## TASK TO CARRY OUT:
Present the data once more in exactly its original form.

## DATA PROVIDED:
################

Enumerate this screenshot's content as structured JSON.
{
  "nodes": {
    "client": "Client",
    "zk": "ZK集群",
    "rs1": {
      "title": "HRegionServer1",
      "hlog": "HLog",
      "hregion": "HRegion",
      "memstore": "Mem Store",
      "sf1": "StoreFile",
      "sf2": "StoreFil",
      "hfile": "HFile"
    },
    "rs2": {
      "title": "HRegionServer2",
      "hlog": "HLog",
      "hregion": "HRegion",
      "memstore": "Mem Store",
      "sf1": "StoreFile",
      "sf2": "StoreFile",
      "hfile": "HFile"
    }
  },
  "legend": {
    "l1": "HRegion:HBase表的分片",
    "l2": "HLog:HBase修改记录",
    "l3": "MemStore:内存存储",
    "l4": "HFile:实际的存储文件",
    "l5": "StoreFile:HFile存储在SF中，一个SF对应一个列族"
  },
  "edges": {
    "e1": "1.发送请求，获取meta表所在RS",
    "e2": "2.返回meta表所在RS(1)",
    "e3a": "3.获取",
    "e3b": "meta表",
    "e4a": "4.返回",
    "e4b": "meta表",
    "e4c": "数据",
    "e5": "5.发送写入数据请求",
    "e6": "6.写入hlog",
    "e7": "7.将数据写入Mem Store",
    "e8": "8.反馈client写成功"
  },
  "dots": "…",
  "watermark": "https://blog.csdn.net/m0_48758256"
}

################

## RESPONSE TO THIS TASK:
Enumerate this screenshot's content as structured JSON.
{
  "nodes": {
    "client": "Client",
    "zk": "ZK集群",
    "rs1": {
      "title": "HRegionServer1",
      "hlog": "HLog",
      "hregion": "HRegion",
      "memstore": "Mem Store",
      "sf1": "StoreFile",
      "sf2": "StoreFil",
      "hfile": "HFile"
    },
    "rs2": {
      "title": "HRegionServer2",
      "hlog": "HLog",
      "hregion": "HRegion",
      "memstore": "Mem Store",
      "sf1": "StoreFile",
      "sf2": "StoreFile",
      "hfile": "HFile"
    }
  },
  "legend": {
    "l1": "HRegion:HBase表的分片",
    "l2": "HLog:HBase修改记录",
    "l3": "MemStore:内存存储",
    "l4": "HFile:实际的存储文件",
    "l5": "StoreFile:HFile存储在SF中，一个SF对应一个列族"
  },
  "edges": {
    "e1": "1.发送请求，获取meta表所在RS",
    "e2": "2.返回meta表所在RS(1)",
    "e3a": "3.获取",
    "e3b": "meta表",
    "e4a": "4.返回",
    "e4b": "meta表",
    "e4c": "数据",
    "e5": "5.发送写入数据请求",
    "e6": "6.写入hlog",
    "e7": "7.将数据写入Mem Store",
    "e8": "8.反馈client写成功"
  },
  "dots": "…",
  "watermark": "https://blog.csdn.net/m0_48758256"
}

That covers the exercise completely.